[begin Information shown]

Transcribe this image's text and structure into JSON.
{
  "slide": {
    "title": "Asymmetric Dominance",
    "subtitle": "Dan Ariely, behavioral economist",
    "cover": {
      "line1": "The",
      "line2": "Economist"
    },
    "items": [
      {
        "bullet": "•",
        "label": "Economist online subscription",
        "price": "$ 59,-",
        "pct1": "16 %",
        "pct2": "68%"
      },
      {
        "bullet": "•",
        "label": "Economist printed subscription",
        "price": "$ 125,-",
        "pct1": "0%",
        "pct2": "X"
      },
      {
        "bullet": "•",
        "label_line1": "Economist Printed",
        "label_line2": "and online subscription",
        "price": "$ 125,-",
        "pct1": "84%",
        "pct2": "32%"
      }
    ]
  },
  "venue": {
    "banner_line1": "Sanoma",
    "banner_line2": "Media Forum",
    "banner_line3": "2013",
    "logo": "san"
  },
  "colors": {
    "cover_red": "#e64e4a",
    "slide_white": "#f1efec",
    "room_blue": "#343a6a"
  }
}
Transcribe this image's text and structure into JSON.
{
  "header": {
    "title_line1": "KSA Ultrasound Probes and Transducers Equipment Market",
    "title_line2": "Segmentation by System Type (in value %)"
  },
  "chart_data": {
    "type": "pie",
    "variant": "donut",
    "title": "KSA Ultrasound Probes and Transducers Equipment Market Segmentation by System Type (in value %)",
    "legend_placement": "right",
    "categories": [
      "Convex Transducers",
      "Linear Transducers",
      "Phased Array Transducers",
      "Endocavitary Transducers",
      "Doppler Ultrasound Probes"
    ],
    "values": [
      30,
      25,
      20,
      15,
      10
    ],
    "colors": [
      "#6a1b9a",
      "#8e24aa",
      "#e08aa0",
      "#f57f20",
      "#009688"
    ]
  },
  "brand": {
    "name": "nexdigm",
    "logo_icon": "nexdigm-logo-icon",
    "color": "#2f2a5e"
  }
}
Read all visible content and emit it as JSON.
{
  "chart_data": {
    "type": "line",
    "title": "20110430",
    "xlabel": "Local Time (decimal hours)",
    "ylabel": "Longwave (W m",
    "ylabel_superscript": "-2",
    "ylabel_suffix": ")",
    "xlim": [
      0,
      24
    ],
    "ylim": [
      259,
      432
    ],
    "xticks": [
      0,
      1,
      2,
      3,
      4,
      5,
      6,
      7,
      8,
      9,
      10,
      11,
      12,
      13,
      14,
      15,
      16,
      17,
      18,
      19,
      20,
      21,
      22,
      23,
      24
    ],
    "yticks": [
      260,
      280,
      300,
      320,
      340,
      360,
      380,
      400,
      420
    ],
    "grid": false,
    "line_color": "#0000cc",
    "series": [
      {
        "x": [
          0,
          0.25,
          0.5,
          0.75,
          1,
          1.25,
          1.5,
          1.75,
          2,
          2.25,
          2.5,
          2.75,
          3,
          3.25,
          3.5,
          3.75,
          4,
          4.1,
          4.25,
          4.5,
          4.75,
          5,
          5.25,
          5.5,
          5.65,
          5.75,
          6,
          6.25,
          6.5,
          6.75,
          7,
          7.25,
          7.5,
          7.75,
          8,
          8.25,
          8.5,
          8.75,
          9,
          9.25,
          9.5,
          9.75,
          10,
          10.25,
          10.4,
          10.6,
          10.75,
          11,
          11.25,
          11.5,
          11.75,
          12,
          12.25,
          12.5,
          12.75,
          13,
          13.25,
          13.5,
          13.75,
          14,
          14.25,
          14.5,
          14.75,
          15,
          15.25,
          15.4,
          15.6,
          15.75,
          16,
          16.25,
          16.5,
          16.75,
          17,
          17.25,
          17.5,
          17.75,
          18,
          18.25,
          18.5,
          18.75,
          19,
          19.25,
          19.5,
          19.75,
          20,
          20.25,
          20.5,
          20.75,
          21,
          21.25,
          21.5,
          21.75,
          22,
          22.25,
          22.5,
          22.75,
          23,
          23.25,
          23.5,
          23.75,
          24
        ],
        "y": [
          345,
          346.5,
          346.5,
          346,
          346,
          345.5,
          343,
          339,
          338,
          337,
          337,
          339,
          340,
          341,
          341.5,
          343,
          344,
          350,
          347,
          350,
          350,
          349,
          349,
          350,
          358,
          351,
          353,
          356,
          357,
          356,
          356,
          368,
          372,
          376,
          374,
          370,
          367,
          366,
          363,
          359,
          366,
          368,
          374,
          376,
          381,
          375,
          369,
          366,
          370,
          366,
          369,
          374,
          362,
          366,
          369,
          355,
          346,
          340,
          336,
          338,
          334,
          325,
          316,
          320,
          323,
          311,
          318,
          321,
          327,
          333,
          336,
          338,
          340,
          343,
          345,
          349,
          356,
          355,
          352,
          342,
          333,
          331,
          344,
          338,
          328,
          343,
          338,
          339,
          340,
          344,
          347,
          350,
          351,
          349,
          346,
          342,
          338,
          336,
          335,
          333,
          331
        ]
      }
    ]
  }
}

[end Information shown]

*What to do*:
Emit the full listing verbatim.

*Solution*:
Transcribe this image's text and structure into JSON.
{
  "slide": {
    "title": "Asymmetric Dominance",
    "subtitle": "Dan Ariely, behavioral economist",
    "cover": {
      "line1": "The",
      "line2": "Economist"
    },
    "items": [
      {
        "bullet": "•",
        "label": "Economist online subscription",
        "price": "$ 59,-",
        "pct1": "16 %",
        "pct2": "68%"
      },
      {
        "bullet": "•",
        "label": "Economist printed subscription",
        "price": "$ 125,-",
        "pct1": "0%",
        "pct2": "X"
      },
      {
        "bullet": "•",
        "label_line1": "Economist Printed",
        "label_line2": "and online subscription",
        "price": "$ 125,-",
        "pct1": "84%",
        "pct2": "32%"
      }
    ]
  },
  "venue": {
    "banner_line1": "Sanoma",
    "banner_line2": "Media Forum",
    "banner_line3": "2013",
    "logo": "san"
  },
  "colors": {
    "cover_red": "#e64e4a",
    "slide_white": "#f1efec",
    "room_blue": "#343a6a"
  }
}
Transcribe this image's text and structure into JSON.
{
  "header": {
    "title_line1": "KSA Ultrasound Probes and Transducers Equipment Market",
    "title_line2": "Segmentation by System Type (in value %)"
  },
  "chart_data": {
    "type": "pie",
    "variant": "donut",
    "title": "KSA Ultrasound Probes and Transducers Equipment Market Segmentation by System Type (in value %)",
    "legend_placement": "right",
    "categories": [
      "Convex Transducers",
      "Linear Transducers",
      "Phased Array Transducers",
      "Endocavitary Transducers",
      "Doppler Ultrasound Probes"
    ],
    "values": [
      30,
      25,
      20,
      15,
      10
    ],
    "colors": [
      "#6a1b9a",
      "#8e24aa",
      "#e08aa0",
      "#f57f20",
      "#009688"
    ]
  },
  "brand": {
    "name": "nexdigm",
    "logo_icon": "nexdigm-logo-icon",
    "color": "#2f2a5e"
  }
}
Read all visible content and emit it as JSON.
{
  "chart_data": {
    "type": "line",
    "title": "20110430",
    "xlabel": "Local Time (decimal hours)",
    "ylabel": "Longwave (W m",
    "ylabel_superscript": "-2",
    "ylabel_suffix": ")",
    "xlim": [
      0,
      24
    ],
    "ylim": [
      259,
      432
    ],
    "xticks": [
      0,
      1,
      2,
      3,
      4,
      5,
      6,
      7,
      8,
      9,
      10,
      11,
      12,
      13,
      14,
      15,
      16,
      17,
      18,
      19,
      20,
      21,
      22,
      23,
      24
    ],
    "yticks": [
      260,
      280,
      300,
      320,
      340,
      360,
      380,
      400,
      420
    ],
    "grid": false,
    "line_color": "#0000cc",
    "series": [
      {
        "x": [
          0,
          0.25,
          0.5,
          0.75,
          1,
          1.25,
          1.5,
          1.75,
          2,
          2.25,
          2.5,
          2.75,
          3,
          3.25,
          3.5,
          3.75,
          4,
          4.1,
          4.25,
          4.5,
          4.75,
          5,
          5.25,
          5.5,
          5.65,
          5.75,
          6,
          6.25,
          6.5,
          6.75,
          7,
          7.25,
          7.5,
          7.75,
          8,
          8.25,
          8.5,
          8.75,
          9,
          9.25,
          9.5,
          9.75,
          10,
          10.25,
          10.4,
          10.6,
          10.75,
          11,
          11.25,
          11.5,
          11.75,
          12,
          12.25,
          12.5,
          12.75,
          13,
          13.25,
          13.5,
          13.75,
          14,
          14.25,
          14.5,
          14.75,
          15,
          15.25,
          15.4,
          15.6,
          15.75,
          16,
          16.25,
          16.5,
          16.75,
          17,
          17.25,
          17.5,
          17.75,
          18,
          18.25,
          18.5,
          18.75,
          19,
          19.25,
          19.5,
          19.75,
          20,
          20.25,
          20.5,
          20.75,
          21,
          21.25,
          21.5,
          21.75,
          22,
          22.25,
          22.5,
          22.75,
          23,
          23.25,
          23.5,
          23.75,
          24
        ],
        "y": [
          345,
          346.5,
          346.5,
          346,
          346,
          345.5,
          343,
          339,
          338,
          337,
          337,
          339,
          340,
          341,
          341.5,
          343,
          344,
          350,
          347,
          350,
          350,
          349,
          349,
          350,
          358,
          351,
          353,
          356,
          357,
          356,
          356,
          368,
          372,
          376,
          374,
          370,
          367,
          366,
          363,
          359,
          366,
          368,
          374,
          376,
          381,
          375,
          369,
          366,
          370,
          366,
          369,
          374,
          362,
          366,
          369,
          355,
          346,
          340,
          336,
          338,
          334,
          325,
          316,
          320,
          323,
          311,
          318,
          321,
          327,
          333,
          336,
          338,
          340,
          343,
          345,
          349,
          356,
          355,
          352,
          342,
          333,
          331,
          344,
          338,
          328,
          343,
          338,
          339,
          340,
          344,
          347,
          350,
          351,
          349,
          346,
          342,
          338,
          336,
          335,
          333,
          331
        ]
      }
    ]
  }
}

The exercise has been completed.